> **Set exercise**: Rewrite every line of the entries below with "Wait list control" changed to "Delayed-start control" and all other text left as it is.

> **Provided data**:
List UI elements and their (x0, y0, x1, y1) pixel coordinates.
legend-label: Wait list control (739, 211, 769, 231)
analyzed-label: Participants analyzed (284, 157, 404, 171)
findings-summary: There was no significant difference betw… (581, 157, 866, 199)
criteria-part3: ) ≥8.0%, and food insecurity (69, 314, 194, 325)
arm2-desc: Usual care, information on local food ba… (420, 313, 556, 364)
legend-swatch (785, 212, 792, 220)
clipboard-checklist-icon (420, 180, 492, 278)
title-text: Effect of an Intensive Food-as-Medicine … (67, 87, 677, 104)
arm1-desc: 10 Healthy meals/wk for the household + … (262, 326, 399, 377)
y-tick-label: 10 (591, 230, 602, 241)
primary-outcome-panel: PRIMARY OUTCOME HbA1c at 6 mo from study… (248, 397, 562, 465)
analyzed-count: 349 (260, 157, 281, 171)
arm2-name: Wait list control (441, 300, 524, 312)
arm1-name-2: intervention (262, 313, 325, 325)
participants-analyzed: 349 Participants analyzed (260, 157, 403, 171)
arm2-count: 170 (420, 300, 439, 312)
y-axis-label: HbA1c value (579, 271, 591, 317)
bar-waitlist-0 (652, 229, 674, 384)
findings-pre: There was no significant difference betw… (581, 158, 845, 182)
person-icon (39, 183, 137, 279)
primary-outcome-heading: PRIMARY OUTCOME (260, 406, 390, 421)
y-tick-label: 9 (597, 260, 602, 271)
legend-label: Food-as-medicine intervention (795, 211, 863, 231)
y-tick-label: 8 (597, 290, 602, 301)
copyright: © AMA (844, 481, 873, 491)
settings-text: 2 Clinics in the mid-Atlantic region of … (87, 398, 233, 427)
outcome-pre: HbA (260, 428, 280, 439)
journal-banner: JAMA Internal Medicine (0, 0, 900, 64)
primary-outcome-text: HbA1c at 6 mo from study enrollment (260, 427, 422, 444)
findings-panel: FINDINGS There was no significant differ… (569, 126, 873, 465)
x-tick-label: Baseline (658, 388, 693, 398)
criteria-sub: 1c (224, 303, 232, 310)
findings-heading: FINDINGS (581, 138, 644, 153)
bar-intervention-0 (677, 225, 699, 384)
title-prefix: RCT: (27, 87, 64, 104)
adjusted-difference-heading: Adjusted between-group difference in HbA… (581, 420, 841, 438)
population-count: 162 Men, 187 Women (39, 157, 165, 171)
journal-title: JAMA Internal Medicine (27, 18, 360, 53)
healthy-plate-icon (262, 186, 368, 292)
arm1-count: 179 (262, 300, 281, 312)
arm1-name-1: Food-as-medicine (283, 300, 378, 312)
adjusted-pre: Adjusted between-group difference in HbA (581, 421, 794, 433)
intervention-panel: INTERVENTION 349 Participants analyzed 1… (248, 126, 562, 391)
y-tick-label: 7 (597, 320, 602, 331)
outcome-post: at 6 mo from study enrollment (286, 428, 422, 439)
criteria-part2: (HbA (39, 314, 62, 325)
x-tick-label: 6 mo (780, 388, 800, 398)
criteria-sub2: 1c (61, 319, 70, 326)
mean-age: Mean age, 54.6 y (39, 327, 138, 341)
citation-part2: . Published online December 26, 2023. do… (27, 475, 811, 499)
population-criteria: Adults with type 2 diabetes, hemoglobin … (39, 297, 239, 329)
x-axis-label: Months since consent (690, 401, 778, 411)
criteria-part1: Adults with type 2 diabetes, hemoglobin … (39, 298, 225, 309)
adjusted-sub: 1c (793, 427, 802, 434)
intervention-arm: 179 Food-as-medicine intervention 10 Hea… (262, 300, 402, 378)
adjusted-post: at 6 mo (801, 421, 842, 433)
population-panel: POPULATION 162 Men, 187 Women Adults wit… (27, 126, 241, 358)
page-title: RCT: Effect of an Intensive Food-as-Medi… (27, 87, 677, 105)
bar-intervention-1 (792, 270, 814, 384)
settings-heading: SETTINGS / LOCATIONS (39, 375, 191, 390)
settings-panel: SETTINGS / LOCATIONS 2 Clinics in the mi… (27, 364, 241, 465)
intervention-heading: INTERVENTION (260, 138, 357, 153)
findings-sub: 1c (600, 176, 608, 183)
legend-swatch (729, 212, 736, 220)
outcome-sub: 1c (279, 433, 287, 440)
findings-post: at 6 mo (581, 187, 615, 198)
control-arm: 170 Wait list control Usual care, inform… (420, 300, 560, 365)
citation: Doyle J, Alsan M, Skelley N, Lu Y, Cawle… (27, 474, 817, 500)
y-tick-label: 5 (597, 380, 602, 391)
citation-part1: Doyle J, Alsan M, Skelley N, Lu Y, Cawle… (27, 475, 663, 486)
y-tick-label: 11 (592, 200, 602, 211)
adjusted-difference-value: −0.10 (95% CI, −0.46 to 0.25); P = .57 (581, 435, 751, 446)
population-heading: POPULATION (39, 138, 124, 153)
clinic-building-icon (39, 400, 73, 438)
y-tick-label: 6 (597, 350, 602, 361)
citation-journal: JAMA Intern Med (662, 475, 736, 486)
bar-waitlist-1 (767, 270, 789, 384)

> **Exercise result**:
List UI elements and their (x0, y0, x1, y1) pixel coordinates.
legend-label: Delayed-start control (739, 211, 769, 231)
analyzed-label: Participants analyzed (284, 157, 404, 171)
findings-summary: There was no significant difference betw… (581, 157, 866, 199)
criteria-part3: ) ≥8.0%, and food insecurity (69, 314, 194, 325)
arm2-desc: Usual care, information on local food ba… (420, 313, 556, 364)
legend-swatch (785, 212, 792, 220)
clipboard-checklist-icon (420, 180, 492, 278)
title-text: Effect of an Intensive Food-as-Medicine … (67, 87, 677, 104)
arm1-desc: 10 Healthy meals/wk for the household + … (262, 326, 399, 377)
y-tick-label: 10 (591, 230, 602, 241)
primary-outcome-panel: PRIMARY OUTCOME HbA1c at 6 mo from study… (248, 397, 562, 465)
analyzed-count: 349 (260, 157, 281, 171)
arm2-name: Delayed-start control (441, 300, 524, 312)
arm1-name-2: intervention (262, 313, 325, 325)
participants-analyzed: 349 Participants analyzed (260, 157, 403, 171)
arm2-count: 170 (420, 300, 439, 312)
y-axis-label: HbA1c value (579, 271, 591, 317)
bar-waitlist-0 (652, 229, 674, 384)
findings-pre: There was no significant difference betw… (581, 158, 845, 182)
person-icon (39, 183, 137, 279)
primary-outcome-heading: PRIMARY OUTCOME (260, 406, 390, 421)
y-tick-label: 9 (597, 260, 602, 271)
legend-label: Food-as-medicine intervention (795, 211, 863, 231)
y-tick-label: 8 (597, 290, 602, 301)
copyright: © AMA (844, 481, 873, 491)
settings-text: 2 Clinics in the mid-Atlantic region of … (87, 398, 233, 427)
outcome-pre: HbA (260, 428, 280, 439)
journal-banner: JAMA Internal Medicine (0, 0, 900, 64)
primary-outcome-text: HbA1c at 6 mo from study enrollment (260, 427, 422, 444)
findings-panel: FINDINGS There was no significant differ… (569, 126, 873, 465)
x-tick-label: Baseline (658, 388, 693, 398)
criteria-sub: 1c (224, 303, 232, 310)
findings-heading: FINDINGS (581, 138, 644, 153)
bar-intervention-0 (677, 225, 699, 384)
title-prefix: RCT: (27, 87, 64, 104)
adjusted-difference-heading: Adjusted between-group difference in HbA… (581, 420, 841, 438)
population-count: 162 Men, 187 Women (39, 157, 165, 171)
journal-title: JAMA Internal Medicine (27, 18, 360, 53)
healthy-plate-icon (262, 186, 368, 292)
arm1-count: 179 (262, 300, 281, 312)
arm1-name-1: Food-as-medicine (283, 300, 378, 312)
adjusted-pre: Adjusted between-group difference in HbA (581, 421, 794, 433)
intervention-panel: INTERVENTION 349 Participants analyzed 1… (248, 126, 562, 391)
y-tick-label: 7 (597, 320, 602, 331)
outcome-post: at 6 mo from study enrollment (286, 428, 422, 439)
criteria-part2: (HbA (39, 314, 62, 325)
x-tick-label: 6 mo (780, 388, 800, 398)
criteria-sub2: 1c (61, 319, 70, 326)
mean-age: Mean age, 54.6 y (39, 327, 138, 341)
citation-part2: . Published online December 26, 2023. do… (27, 475, 811, 499)
population-criteria: Adults with type 2 diabetes, hemoglobin … (39, 297, 239, 329)
x-axis-label: Months since consent (690, 401, 778, 411)
criteria-part1: Adults with type 2 diabetes, hemoglobin … (39, 298, 225, 309)
adjusted-sub: 1c (793, 427, 802, 434)
intervention-arm: 179 Food-as-medicine intervention 10 Hea… (262, 300, 402, 378)
adjusted-post: at 6 mo (801, 421, 842, 433)
population-panel: POPULATION 162 Men, 187 Women Adults wit… (27, 126, 241, 358)
page-title: RCT: Effect of an Intensive Food-as-Medi… (27, 87, 677, 105)
bar-intervention-1 (792, 270, 814, 384)
settings-heading: SETTINGS / LOCATIONS (39, 375, 191, 390)
settings-panel: SETTINGS / LOCATIONS 2 Clinics in the mi… (27, 364, 241, 465)
intervention-heading: INTERVENTION (260, 138, 357, 153)
findings-sub: 1c (600, 176, 608, 183)
legend-swatch (729, 212, 736, 220)
outcome-sub: 1c (279, 433, 287, 440)
findings-post: at 6 mo (581, 187, 615, 198)
control-arm: 170 Delayed-start control Usual care, inform… (420, 300, 560, 365)
citation: Doyle J, Alsan M, Skelley N, Lu Y, Cawle… (27, 474, 817, 500)
y-tick-label: 5 (597, 380, 602, 391)
citation-part1: Doyle J, Alsan M, Skelley N, Lu Y, Cawle… (27, 475, 663, 486)
y-tick-label: 11 (592, 200, 602, 211)
adjusted-difference-value: −0.10 (95% CI, −0.46 to 0.25); P = .57 (581, 435, 751, 446)
population-heading: POPULATION (39, 138, 124, 153)
clinic-building-icon (39, 400, 73, 438)
y-tick-label: 6 (597, 350, 602, 361)
citation-journal: JAMA Intern Med (662, 475, 736, 486)
bar-waitlist-1 (767, 270, 789, 384)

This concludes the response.